#### Records from a data collection
===

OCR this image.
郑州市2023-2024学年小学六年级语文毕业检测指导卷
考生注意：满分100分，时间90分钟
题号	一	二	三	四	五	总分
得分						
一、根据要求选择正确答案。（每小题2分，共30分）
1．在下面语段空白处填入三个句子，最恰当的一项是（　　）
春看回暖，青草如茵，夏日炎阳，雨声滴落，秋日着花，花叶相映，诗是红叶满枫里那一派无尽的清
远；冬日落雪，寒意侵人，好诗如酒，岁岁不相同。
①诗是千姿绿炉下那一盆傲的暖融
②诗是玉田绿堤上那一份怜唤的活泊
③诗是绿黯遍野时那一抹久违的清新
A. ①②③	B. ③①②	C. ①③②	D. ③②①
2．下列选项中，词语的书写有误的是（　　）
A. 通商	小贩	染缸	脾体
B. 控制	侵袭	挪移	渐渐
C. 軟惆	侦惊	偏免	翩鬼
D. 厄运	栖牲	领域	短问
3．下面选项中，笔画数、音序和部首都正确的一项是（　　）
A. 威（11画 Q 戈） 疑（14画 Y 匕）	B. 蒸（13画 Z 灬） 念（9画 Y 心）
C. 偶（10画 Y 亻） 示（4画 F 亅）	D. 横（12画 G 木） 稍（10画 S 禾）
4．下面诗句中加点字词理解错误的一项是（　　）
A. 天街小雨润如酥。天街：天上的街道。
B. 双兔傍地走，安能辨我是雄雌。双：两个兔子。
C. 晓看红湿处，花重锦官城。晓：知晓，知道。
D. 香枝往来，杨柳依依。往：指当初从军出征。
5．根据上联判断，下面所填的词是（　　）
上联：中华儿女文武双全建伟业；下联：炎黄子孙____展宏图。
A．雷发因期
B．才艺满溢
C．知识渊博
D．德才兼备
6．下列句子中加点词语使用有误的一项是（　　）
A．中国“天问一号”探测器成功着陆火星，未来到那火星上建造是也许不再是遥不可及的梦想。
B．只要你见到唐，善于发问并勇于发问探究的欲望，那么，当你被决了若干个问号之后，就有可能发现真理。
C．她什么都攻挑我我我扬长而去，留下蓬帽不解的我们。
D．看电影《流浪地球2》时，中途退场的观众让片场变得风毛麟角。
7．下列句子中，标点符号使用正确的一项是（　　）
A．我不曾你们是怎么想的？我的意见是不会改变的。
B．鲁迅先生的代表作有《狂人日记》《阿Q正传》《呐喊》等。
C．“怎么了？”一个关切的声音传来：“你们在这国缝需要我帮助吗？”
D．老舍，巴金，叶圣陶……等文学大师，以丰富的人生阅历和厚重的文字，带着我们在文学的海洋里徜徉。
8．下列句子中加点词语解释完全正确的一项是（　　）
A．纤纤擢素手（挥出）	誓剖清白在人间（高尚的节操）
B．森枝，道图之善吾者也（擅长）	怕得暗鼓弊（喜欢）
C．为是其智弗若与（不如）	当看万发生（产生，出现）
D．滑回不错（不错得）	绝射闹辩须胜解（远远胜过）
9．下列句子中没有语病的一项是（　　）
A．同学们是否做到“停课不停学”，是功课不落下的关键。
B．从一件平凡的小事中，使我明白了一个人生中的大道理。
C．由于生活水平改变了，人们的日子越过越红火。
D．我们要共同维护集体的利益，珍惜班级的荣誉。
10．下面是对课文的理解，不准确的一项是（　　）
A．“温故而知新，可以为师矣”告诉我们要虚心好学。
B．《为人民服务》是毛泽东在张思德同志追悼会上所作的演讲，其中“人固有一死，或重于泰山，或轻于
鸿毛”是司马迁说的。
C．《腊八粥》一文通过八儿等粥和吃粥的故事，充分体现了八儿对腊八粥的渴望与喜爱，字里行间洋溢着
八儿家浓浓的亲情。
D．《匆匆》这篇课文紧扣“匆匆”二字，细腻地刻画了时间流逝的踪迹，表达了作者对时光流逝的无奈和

===

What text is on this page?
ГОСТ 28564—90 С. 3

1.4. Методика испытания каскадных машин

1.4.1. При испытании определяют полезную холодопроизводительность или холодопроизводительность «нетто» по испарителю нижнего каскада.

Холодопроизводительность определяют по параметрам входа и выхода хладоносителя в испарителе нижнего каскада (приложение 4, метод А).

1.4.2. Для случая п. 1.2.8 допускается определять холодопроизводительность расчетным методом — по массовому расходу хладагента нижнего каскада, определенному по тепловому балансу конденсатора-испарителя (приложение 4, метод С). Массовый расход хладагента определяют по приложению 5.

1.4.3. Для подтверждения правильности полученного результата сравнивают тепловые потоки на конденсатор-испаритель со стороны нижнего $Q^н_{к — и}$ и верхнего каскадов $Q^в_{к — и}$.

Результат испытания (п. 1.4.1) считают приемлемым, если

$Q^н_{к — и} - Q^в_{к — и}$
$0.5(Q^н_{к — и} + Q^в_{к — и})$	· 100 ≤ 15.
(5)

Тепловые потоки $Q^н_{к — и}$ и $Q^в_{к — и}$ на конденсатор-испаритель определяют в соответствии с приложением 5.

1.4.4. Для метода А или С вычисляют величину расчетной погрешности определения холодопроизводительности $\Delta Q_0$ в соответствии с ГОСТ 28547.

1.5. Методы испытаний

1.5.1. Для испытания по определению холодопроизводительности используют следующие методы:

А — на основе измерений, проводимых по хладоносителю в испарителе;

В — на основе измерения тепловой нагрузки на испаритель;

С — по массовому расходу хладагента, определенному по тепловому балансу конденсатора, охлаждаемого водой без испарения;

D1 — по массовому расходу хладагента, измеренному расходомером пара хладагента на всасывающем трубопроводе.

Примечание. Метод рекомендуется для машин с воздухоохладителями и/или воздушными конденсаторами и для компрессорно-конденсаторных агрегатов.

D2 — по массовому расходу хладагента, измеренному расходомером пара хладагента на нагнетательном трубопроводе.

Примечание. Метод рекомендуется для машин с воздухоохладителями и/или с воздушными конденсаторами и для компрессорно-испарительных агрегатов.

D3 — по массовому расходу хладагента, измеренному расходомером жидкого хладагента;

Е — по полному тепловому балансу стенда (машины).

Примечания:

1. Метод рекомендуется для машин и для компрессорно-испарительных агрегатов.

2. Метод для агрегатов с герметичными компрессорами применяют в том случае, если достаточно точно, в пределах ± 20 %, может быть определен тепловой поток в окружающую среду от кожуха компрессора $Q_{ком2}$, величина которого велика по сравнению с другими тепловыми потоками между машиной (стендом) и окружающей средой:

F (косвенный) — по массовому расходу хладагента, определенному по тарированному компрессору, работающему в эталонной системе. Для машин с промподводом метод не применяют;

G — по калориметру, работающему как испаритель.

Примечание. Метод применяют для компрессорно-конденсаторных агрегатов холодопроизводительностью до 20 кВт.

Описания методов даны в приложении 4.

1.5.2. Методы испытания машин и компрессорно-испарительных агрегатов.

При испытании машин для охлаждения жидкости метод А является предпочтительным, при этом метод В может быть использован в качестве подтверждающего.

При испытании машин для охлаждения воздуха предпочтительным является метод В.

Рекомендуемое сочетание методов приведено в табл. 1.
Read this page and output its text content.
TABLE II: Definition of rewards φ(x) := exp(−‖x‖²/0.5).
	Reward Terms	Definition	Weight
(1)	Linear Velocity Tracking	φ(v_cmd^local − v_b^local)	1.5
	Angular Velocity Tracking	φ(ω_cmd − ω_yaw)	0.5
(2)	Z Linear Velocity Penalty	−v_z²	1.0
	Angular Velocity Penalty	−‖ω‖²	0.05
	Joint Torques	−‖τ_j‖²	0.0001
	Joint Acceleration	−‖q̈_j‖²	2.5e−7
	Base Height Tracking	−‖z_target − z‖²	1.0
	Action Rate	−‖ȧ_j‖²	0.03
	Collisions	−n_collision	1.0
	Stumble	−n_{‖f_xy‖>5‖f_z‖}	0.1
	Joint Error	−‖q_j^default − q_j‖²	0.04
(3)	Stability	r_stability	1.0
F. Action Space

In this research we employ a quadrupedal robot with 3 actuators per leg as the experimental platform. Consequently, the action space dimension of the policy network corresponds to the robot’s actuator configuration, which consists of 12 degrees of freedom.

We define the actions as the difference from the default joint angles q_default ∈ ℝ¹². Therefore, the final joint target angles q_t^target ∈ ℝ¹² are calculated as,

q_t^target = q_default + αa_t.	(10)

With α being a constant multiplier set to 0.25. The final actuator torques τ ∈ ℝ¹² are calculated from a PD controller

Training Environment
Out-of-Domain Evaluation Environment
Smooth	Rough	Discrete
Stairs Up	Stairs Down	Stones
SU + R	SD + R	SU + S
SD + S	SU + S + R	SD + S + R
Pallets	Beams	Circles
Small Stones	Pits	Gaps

===

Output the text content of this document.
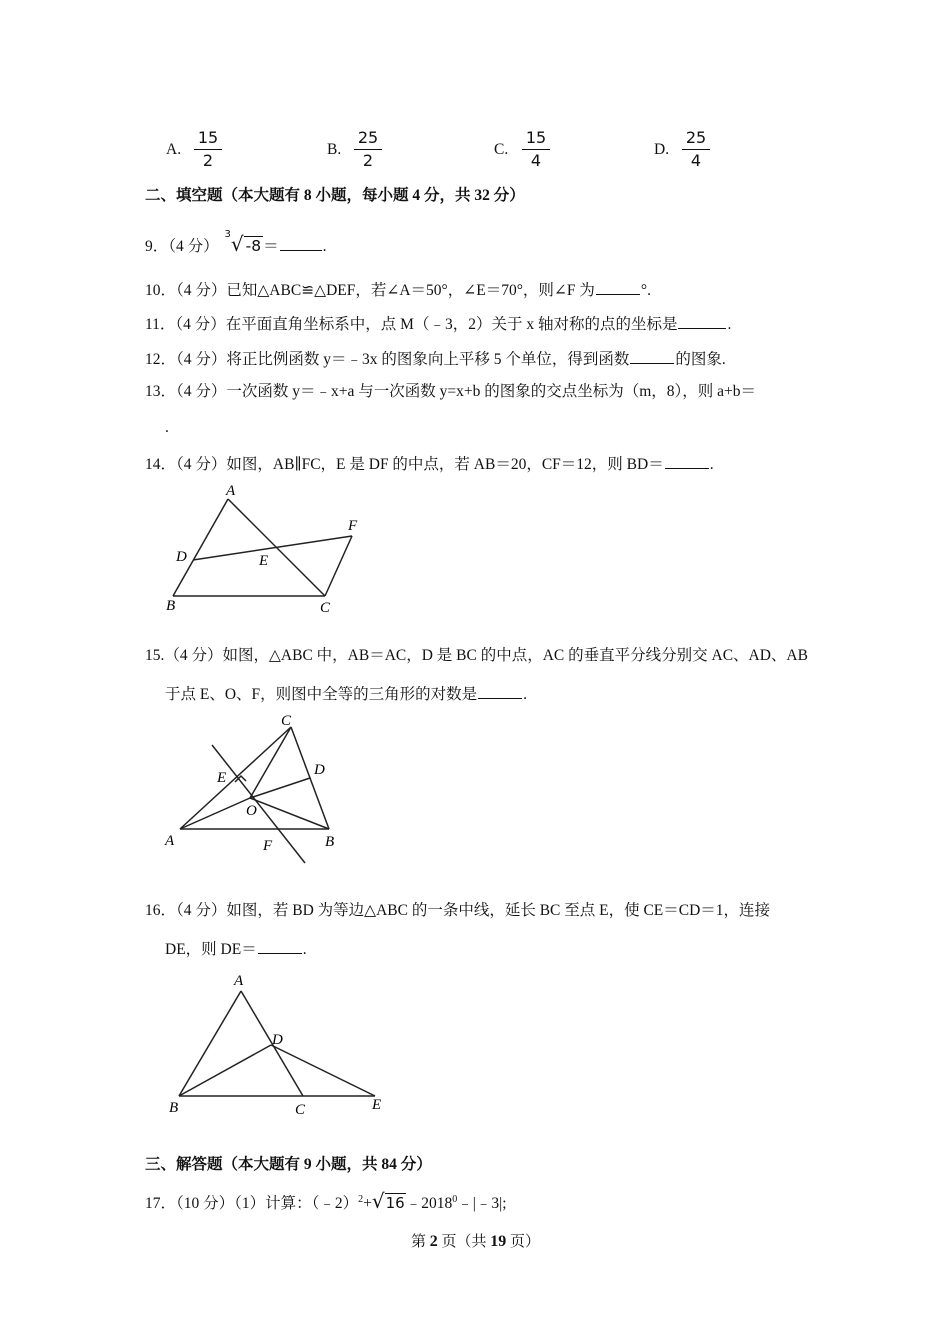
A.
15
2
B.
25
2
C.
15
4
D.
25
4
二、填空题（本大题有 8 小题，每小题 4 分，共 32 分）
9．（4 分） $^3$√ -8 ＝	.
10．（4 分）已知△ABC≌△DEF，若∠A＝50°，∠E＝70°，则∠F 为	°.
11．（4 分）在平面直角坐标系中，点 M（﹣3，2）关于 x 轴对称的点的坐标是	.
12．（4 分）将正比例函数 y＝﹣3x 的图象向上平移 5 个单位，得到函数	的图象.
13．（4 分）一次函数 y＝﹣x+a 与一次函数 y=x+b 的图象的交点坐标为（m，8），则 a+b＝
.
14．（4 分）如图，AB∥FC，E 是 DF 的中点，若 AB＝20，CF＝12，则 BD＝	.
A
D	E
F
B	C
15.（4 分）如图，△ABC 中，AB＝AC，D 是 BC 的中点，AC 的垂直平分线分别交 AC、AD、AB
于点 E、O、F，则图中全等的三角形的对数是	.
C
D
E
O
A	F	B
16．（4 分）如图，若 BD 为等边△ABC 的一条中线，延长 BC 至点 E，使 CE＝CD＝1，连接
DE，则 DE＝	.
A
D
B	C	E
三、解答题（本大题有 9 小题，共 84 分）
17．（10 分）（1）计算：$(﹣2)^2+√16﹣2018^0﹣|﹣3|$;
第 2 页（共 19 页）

===

#### Short task
Determine how many lines contain the word "работающему" and reply with that number alone.

#### Exercise response
2